#### GIVEN PROBLEM:
From the line that contains "Enumerate this screenshot's" through the closing line of the entries, write out each line exactly; pictures stay out.

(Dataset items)
--*--

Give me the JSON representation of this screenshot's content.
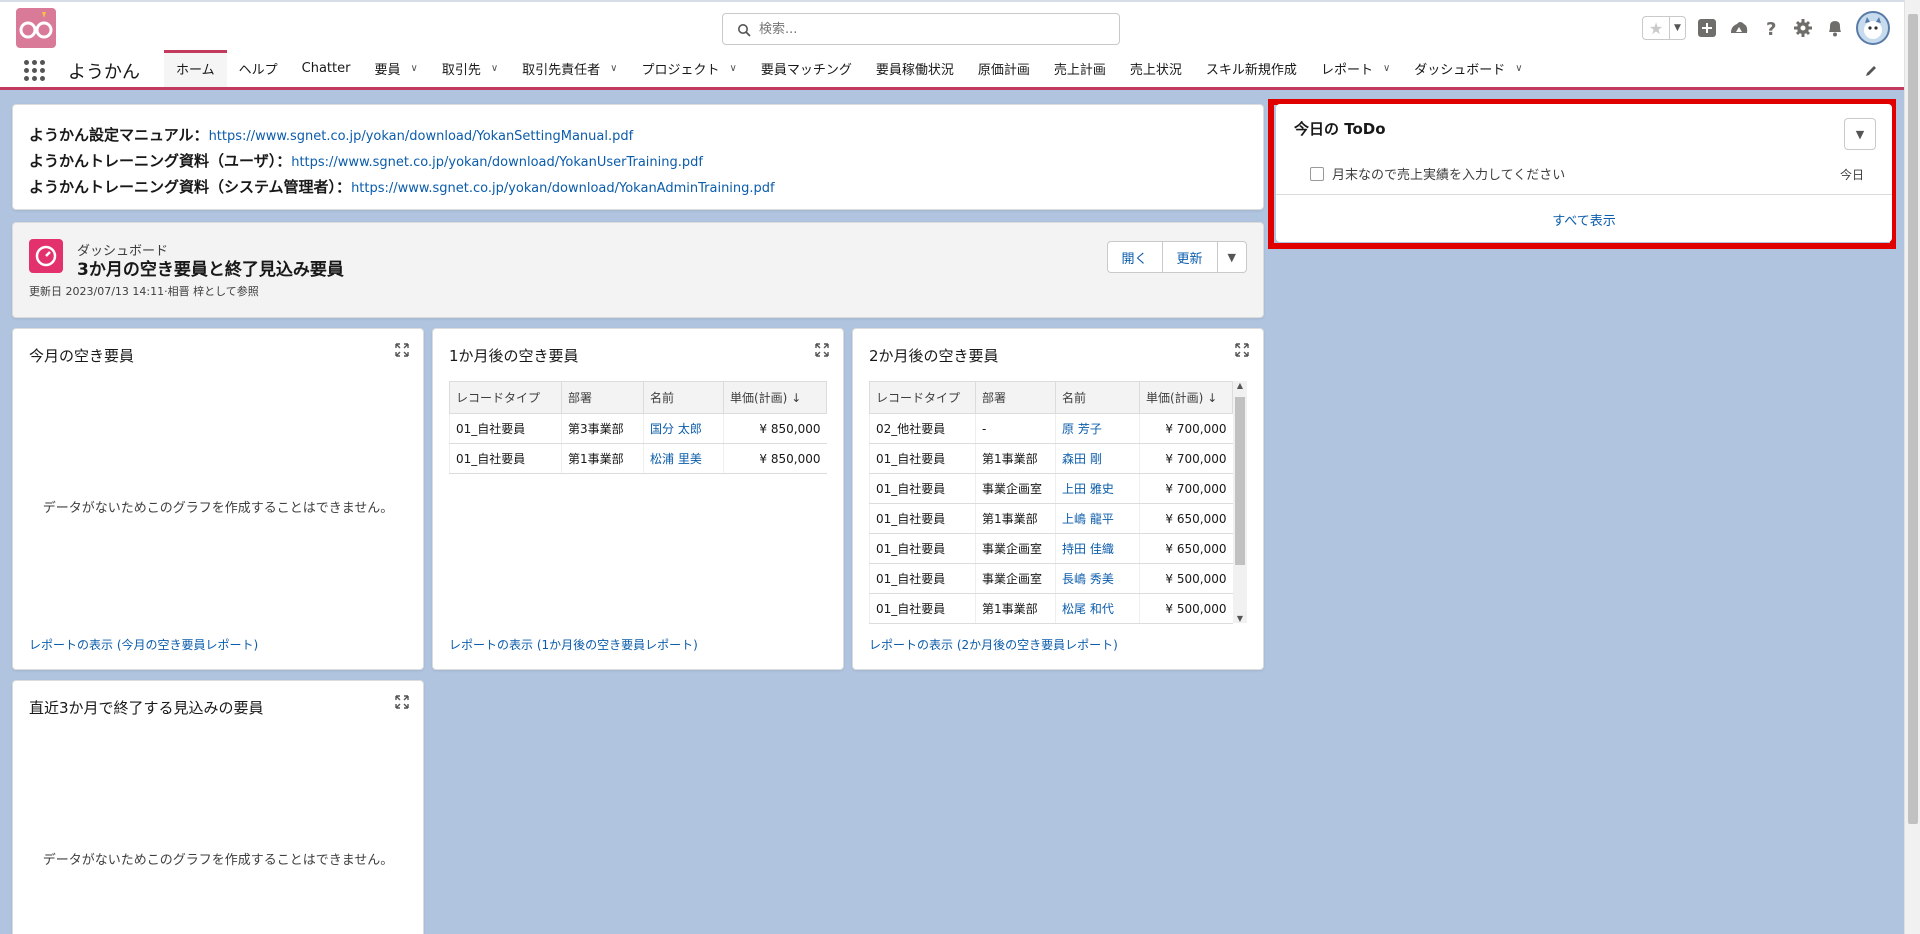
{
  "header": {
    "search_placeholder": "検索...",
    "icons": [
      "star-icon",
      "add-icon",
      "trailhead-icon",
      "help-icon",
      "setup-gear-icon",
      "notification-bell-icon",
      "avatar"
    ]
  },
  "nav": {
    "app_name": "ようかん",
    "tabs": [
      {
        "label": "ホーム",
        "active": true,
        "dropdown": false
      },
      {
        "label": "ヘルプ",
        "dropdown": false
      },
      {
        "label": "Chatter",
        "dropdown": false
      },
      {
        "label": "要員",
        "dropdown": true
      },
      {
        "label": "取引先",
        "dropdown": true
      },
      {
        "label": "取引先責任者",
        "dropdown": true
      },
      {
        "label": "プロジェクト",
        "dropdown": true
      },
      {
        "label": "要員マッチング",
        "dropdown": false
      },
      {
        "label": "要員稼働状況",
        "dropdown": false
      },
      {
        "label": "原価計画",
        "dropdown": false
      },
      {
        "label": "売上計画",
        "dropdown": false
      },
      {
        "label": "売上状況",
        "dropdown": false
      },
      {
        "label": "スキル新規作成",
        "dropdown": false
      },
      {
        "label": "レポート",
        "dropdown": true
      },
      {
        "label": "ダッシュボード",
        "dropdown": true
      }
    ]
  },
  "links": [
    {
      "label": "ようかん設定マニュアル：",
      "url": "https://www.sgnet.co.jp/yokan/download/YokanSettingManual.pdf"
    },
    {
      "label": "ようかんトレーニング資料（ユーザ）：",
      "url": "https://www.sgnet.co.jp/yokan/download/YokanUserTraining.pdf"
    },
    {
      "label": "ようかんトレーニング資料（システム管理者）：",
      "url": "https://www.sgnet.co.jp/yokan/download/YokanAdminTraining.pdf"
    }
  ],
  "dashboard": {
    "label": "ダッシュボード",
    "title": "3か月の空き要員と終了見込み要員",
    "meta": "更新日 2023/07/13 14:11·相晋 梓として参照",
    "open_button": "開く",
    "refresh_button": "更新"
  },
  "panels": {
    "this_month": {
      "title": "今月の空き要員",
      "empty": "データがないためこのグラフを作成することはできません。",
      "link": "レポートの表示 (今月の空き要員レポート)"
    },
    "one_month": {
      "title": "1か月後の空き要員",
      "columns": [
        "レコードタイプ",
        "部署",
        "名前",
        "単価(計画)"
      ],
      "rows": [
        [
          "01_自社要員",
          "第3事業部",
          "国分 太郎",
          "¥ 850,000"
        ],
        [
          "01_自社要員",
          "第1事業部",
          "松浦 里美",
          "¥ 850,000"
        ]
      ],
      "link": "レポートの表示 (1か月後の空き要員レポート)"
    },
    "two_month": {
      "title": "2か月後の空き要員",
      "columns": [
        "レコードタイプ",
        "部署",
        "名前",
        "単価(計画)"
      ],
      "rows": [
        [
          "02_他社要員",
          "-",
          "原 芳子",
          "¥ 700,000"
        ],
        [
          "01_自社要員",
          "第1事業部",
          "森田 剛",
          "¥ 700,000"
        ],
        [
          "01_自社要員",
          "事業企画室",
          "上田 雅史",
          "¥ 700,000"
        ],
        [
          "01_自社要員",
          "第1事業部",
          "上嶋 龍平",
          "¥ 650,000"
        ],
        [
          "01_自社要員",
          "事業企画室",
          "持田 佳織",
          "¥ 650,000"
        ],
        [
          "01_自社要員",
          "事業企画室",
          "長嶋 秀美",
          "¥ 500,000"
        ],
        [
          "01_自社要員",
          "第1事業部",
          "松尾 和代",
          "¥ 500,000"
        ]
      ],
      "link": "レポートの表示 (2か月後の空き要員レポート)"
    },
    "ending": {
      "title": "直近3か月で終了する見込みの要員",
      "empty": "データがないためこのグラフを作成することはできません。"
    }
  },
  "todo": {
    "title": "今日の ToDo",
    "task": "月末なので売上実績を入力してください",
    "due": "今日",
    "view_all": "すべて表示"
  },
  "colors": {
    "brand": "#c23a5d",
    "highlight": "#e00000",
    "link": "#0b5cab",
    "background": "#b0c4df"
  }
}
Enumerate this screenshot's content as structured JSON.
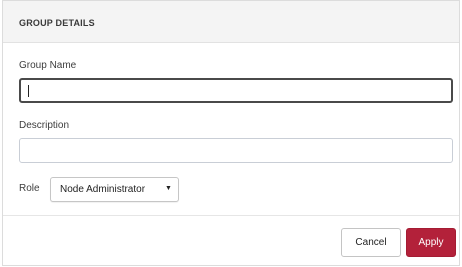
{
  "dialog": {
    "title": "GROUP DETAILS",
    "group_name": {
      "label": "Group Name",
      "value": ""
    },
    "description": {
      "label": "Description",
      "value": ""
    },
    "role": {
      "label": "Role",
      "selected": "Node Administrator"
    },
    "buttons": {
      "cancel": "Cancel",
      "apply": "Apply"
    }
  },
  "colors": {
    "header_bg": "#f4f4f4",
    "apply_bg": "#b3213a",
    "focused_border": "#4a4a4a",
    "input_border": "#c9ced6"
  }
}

--*--

#### PROBLEM SOLUTION:
Enumerate this screenshot's content as structured JSON.
{
  "dialog": {
    "title": "GROUP DETAILS",
    "group_name": {
      "label": "Group Name",
      "value": ""
    },
    "description": {
      "label": "Description",
      "value": ""
    },
    "role": {
      "label": "Role",
      "selected": "Node Administrator"
    },
    "buttons": {
      "cancel": "Cancel",
      "apply": "Apply"
    }
  },
  "colors": {
    "header_bg": "#f4f4f4",
    "apply_bg": "#b3213a",
    "focused_border": "#4a4a4a",
    "input_border": "#c9ced6"
  }
}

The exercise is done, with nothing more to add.